## PROBLEM STATEMENT
Repeat the material below exactly, with no pictures.
#### INPUT RECORDS
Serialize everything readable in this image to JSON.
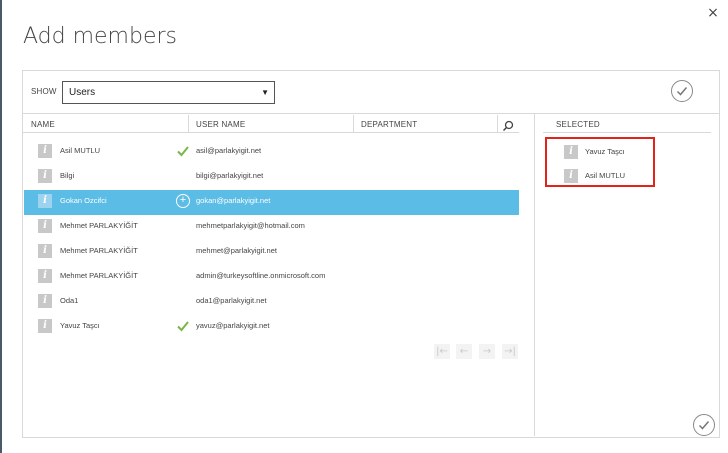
{
  "dialog": {
    "title": "Add members",
    "close_glyph": "×"
  },
  "show": {
    "label": "SHOW",
    "selected": "Users",
    "arrow": "▼"
  },
  "columns": {
    "name": "NAME",
    "user_name": "USER NAME",
    "department": "DEPARTMENT"
  },
  "users": [
    {
      "name": "Asil MUTLU",
      "email": "asil@parlakyigit.net",
      "marker": "check",
      "highlighted": false
    },
    {
      "name": "Bilgi",
      "email": "bilgi@parlakyigit.net",
      "marker": "",
      "highlighted": false
    },
    {
      "name": "Gokan Ozcifci",
      "email": "gokan@parlakyigit.net",
      "marker": "plus",
      "highlighted": true
    },
    {
      "name": "Mehmet PARLAKYİĞİT",
      "email": "mehmetparlakyigit@hotmail.com",
      "marker": "",
      "highlighted": false
    },
    {
      "name": "Mehmet PARLAKYİĞİT",
      "email": "mehmet@parlakyigit.net",
      "marker": "",
      "highlighted": false
    },
    {
      "name": "Mehmet PARLAKYİĞİT",
      "email": "admin@turkeysoftline.onmicrosoft.com",
      "marker": "",
      "highlighted": false
    },
    {
      "name": "Oda1",
      "email": "oda1@parlakyigit.net",
      "marker": "",
      "highlighted": false
    },
    {
      "name": "Yavuz Taşcı",
      "email": "yavuz@parlakyigit.net",
      "marker": "check",
      "highlighted": false
    }
  ],
  "user_icon_glyph": "i",
  "pager": {
    "first": "|←",
    "prev": "←",
    "next": "→",
    "last": "→|"
  },
  "selected": {
    "heading": "SELECTED",
    "items": [
      "Yavuz Taşcı",
      "Asil MUTLU"
    ]
  },
  "colors": {
    "highlight": "#5bbce6",
    "check_green": "#7ab648",
    "selection_border": "#e2231a"
  },
  "icons": [
    "close-icon",
    "chevron-down-icon",
    "checkmark-icon",
    "search-icon",
    "user-icon",
    "plus-icon",
    "first-page-icon",
    "prev-page-icon",
    "next-page-icon",
    "last-page-icon"
  ]
}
########
## ANSWER TO THE PROBLEM
Serialize everything readable in this image to JSON.
{
  "dialog": {
    "title": "Add members",
    "close_glyph": "×"
  },
  "show": {
    "label": "SHOW",
    "selected": "Users",
    "arrow": "▼"
  },
  "columns": {
    "name": "NAME",
    "user_name": "USER NAME",
    "department": "DEPARTMENT"
  },
  "users": [
    {
      "name": "Asil MUTLU",
      "email": "asil@parlakyigit.net",
      "marker": "check",
      "highlighted": false
    },
    {
      "name": "Bilgi",
      "email": "bilgi@parlakyigit.net",
      "marker": "",
      "highlighted": false
    },
    {
      "name": "Gokan Ozcifci",
      "email": "gokan@parlakyigit.net",
      "marker": "plus",
      "highlighted": true
    },
    {
      "name": "Mehmet PARLAKYİĞİT",
      "email": "mehmetparlakyigit@hotmail.com",
      "marker": "",
      "highlighted": false
    },
    {
      "name": "Mehmet PARLAKYİĞİT",
      "email": "mehmet@parlakyigit.net",
      "marker": "",
      "highlighted": false
    },
    {
      "name": "Mehmet PARLAKYİĞİT",
      "email": "admin@turkeysoftline.onmicrosoft.com",
      "marker": "",
      "highlighted": false
    },
    {
      "name": "Oda1",
      "email": "oda1@parlakyigit.net",
      "marker": "",
      "highlighted": false
    },
    {
      "name": "Yavuz Taşcı",
      "email": "yavuz@parlakyigit.net",
      "marker": "check",
      "highlighted": false
    }
  ],
  "user_icon_glyph": "i",
  "pager": {
    "first": "|←",
    "prev": "←",
    "next": "→",
    "last": "→|"
  },
  "selected": {
    "heading": "SELECTED",
    "items": [
      "Yavuz Taşcı",
      "Asil MUTLU"
    ]
  },
  "colors": {
    "highlight": "#5bbce6",
    "check_green": "#7ab648",
    "selection_border": "#e2231a"
  },
  "icons": [
    "close-icon",
    "chevron-down-icon",
    "checkmark-icon",
    "search-icon",
    "user-icon",
    "plus-icon",
    "first-page-icon",
    "prev-page-icon",
    "next-page-icon",
    "last-page-icon"
  ]
}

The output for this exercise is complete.